*DATASET*:

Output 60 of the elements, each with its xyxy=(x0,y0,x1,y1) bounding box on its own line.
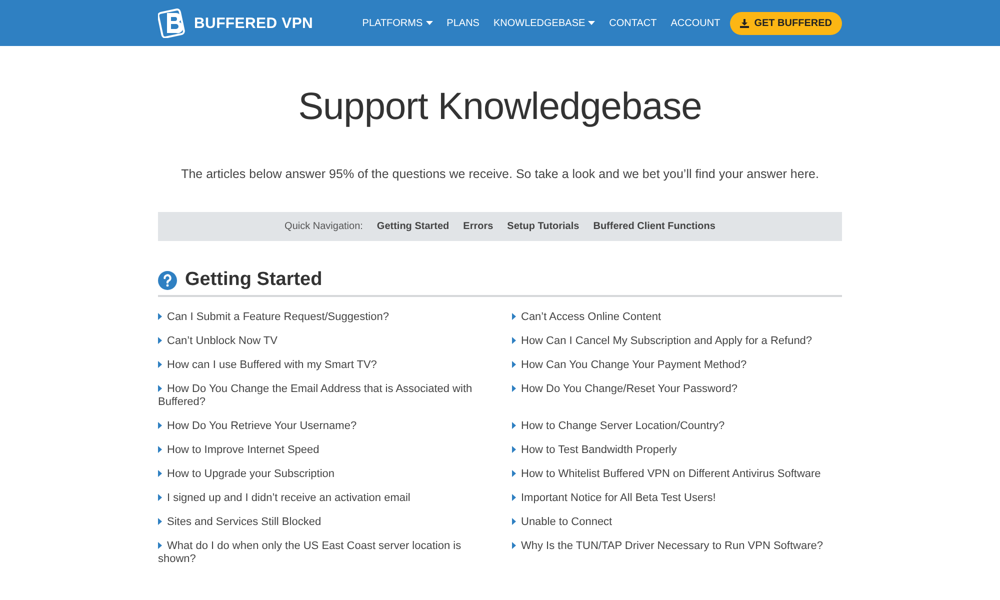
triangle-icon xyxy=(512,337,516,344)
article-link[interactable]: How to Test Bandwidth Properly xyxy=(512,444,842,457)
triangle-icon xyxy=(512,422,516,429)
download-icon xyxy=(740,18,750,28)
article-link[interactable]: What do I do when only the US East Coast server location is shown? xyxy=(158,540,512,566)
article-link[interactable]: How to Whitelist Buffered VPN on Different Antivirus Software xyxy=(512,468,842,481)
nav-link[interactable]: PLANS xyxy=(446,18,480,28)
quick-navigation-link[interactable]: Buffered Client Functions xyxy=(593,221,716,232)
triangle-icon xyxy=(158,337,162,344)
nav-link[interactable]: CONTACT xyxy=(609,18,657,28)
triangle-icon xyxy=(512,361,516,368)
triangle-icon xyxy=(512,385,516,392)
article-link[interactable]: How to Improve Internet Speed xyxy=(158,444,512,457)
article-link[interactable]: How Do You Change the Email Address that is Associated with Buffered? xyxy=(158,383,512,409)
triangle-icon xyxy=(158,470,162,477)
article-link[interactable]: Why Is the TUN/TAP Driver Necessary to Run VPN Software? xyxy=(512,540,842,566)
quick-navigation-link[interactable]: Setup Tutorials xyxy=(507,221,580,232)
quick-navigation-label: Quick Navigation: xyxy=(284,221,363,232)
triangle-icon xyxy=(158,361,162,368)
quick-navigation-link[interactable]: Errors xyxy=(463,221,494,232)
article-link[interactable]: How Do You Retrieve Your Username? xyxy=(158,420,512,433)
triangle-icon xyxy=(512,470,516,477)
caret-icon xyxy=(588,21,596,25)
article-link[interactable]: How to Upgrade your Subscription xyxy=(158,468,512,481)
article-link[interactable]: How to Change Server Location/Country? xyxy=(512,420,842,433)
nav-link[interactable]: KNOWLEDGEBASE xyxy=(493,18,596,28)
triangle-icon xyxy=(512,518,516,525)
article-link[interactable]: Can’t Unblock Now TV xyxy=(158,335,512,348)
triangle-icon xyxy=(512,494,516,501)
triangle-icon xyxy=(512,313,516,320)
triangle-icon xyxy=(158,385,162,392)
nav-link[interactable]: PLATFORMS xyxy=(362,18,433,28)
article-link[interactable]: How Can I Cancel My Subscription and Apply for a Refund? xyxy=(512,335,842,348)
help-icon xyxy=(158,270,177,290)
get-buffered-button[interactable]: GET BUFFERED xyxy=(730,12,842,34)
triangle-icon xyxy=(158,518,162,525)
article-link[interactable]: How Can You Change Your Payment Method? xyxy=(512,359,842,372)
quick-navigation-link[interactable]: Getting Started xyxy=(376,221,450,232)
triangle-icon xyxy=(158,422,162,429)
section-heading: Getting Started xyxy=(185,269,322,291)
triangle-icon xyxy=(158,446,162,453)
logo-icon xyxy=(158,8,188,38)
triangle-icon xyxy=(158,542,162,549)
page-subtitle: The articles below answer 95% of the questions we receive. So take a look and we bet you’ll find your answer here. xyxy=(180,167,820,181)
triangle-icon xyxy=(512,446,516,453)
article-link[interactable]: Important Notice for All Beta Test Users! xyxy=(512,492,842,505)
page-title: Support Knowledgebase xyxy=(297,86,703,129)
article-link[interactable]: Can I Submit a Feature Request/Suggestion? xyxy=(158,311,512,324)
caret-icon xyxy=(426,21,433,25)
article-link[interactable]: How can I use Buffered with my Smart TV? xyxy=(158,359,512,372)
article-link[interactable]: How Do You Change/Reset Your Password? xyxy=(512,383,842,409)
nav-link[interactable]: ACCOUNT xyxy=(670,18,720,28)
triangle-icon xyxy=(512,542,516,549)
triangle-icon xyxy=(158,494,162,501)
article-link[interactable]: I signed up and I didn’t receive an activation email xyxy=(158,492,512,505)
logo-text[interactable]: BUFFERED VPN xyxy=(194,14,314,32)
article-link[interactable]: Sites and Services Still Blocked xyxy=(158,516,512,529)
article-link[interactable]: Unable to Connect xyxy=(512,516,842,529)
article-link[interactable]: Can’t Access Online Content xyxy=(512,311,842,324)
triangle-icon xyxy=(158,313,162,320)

*WORK INSTRUCTIONS*:
Each line that contains "logo" is to be copied from the listing above.

*RESPONSE TO THE EXERCISE*:
logo-icon xyxy=(158,8,188,38)
logo-text[interactable]: BUFFERED VPN xyxy=(194,14,314,32)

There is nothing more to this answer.